INPUT ROWS:

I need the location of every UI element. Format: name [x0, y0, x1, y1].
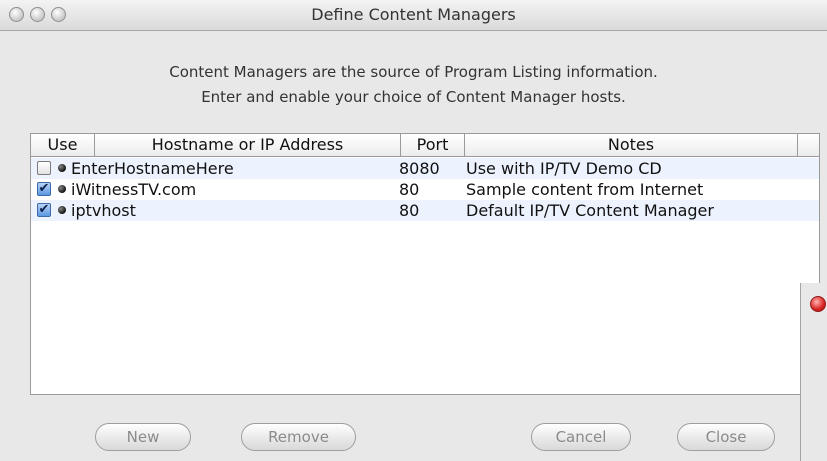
column-header-hostname[interactable]: Hostname or IP Address	[95, 134, 401, 156]
content-managers-table: Use Hostname or IP Address Port Notes En…	[30, 133, 820, 395]
hostname-cell[interactable]: EnterHostnameHere	[71, 158, 234, 179]
table-row[interactable]: ✔ iWitnessTV.com 80 Sample content from …	[31, 179, 819, 200]
window-title: Define Content Managers	[311, 5, 516, 24]
notes-cell[interactable]: Use with IP/TV Demo CD	[466, 158, 662, 179]
remove-button[interactable]: Remove	[241, 423, 356, 451]
close-button[interactable]: Close	[677, 423, 775, 451]
red-close-icon[interactable]	[810, 296, 826, 312]
checkmark-icon: ✔	[38, 181, 50, 196]
use-checkbox[interactable]	[37, 161, 51, 175]
status-dot-icon	[58, 164, 66, 172]
notes-cell[interactable]: Default IP/TV Content Manager	[466, 200, 714, 221]
notes-cell[interactable]: Sample content from Internet	[466, 179, 703, 200]
use-checkbox[interactable]: ✔	[37, 203, 51, 217]
port-cell[interactable]: 8080	[399, 158, 440, 179]
column-header-port[interactable]: Port	[401, 134, 465, 156]
table-row[interactable]: ✔ iptvhost 80 Default IP/TV Content Mana…	[31, 200, 819, 221]
table-header: Use Hostname or IP Address Port Notes	[31, 134, 819, 157]
dialog-window: Define Content Managers Content Managers…	[0, 0, 827, 461]
column-header-use[interactable]: Use	[31, 134, 95, 156]
description-line-1: Content Managers are the source of Progr…	[169, 63, 658, 81]
use-checkbox[interactable]: ✔	[37, 182, 51, 196]
title-bar[interactable]: Define Content Managers	[0, 0, 827, 31]
hostname-cell[interactable]: iptvhost	[71, 200, 136, 221]
checkmark-icon: ✔	[38, 202, 50, 217]
status-dot-icon	[58, 206, 66, 214]
table-row[interactable]: EnterHostnameHere 8080 Use with IP/TV De…	[31, 158, 819, 179]
port-cell[interactable]: 80	[399, 179, 419, 200]
column-header-notes[interactable]: Notes	[465, 134, 798, 156]
description: Content Managers are the source of Progr…	[0, 60, 827, 110]
hostname-cell[interactable]: iWitnessTV.com	[71, 179, 196, 200]
new-button[interactable]: New	[95, 423, 191, 451]
cancel-button[interactable]: Cancel	[531, 423, 631, 451]
port-cell[interactable]: 80	[399, 200, 419, 221]
description-line-2: Enter and enable your choice of Content …	[201, 88, 626, 106]
status-dot-icon	[58, 185, 66, 193]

JOB:
Rewrite all the lines above with "status-dot-icon" swapped for "status-indicator" everywhere it occurs and everything else left as is. Don't include the pictures.

COMPLETE ANSWER:
I need the location of every UI element. Format: name [x0, y0, x1, y1].
column-header-hostname[interactable]: Hostname or IP Address	[95, 134, 401, 156]
content-managers-table: Use Hostname or IP Address Port Notes En…	[30, 133, 820, 395]
hostname-cell[interactable]: EnterHostnameHere	[71, 158, 234, 179]
table-row[interactable]: ✔ iWitnessTV.com 80 Sample content from …	[31, 179, 819, 200]
window-title: Define Content Managers	[311, 5, 516, 24]
notes-cell[interactable]: Use with IP/TV Demo CD	[466, 158, 662, 179]
remove-button[interactable]: Remove	[241, 423, 356, 451]
close-button[interactable]: Close	[677, 423, 775, 451]
red-close-icon[interactable]	[810, 296, 826, 312]
checkmark-icon: ✔	[38, 181, 50, 196]
use-checkbox[interactable]	[37, 161, 51, 175]
status-indicator	[58, 164, 66, 172]
notes-cell[interactable]: Default IP/TV Content Manager	[466, 200, 714, 221]
notes-cell[interactable]: Sample content from Internet	[466, 179, 703, 200]
use-checkbox[interactable]: ✔	[37, 203, 51, 217]
port-cell[interactable]: 8080	[399, 158, 440, 179]
column-header-port[interactable]: Port	[401, 134, 465, 156]
table-row[interactable]: ✔ iptvhost 80 Default IP/TV Content Mana…	[31, 200, 819, 221]
table-header: Use Hostname or IP Address Port Notes	[31, 134, 819, 157]
dialog-window: Define Content Managers Content Managers…	[0, 0, 827, 461]
column-header-use[interactable]: Use	[31, 134, 95, 156]
description-line-1: Content Managers are the source of Progr…	[169, 63, 658, 81]
use-checkbox[interactable]: ✔	[37, 182, 51, 196]
title-bar[interactable]: Define Content Managers	[0, 0, 827, 31]
hostname-cell[interactable]: iptvhost	[71, 200, 136, 221]
checkmark-icon: ✔	[38, 202, 50, 217]
status-indicator	[58, 206, 66, 214]
table-row[interactable]: EnterHostnameHere 8080 Use with IP/TV De…	[31, 158, 819, 179]
port-cell[interactable]: 80	[399, 179, 419, 200]
column-header-notes[interactable]: Notes	[465, 134, 798, 156]
description: Content Managers are the source of Progr…	[0, 60, 827, 110]
hostname-cell[interactable]: iWitnessTV.com	[71, 179, 196, 200]
new-button[interactable]: New	[95, 423, 191, 451]
cancel-button[interactable]: Cancel	[531, 423, 631, 451]
port-cell[interactable]: 80	[399, 200, 419, 221]
description-line-2: Enter and enable your choice of Content …	[201, 88, 626, 106]
status-indicator	[58, 185, 66, 193]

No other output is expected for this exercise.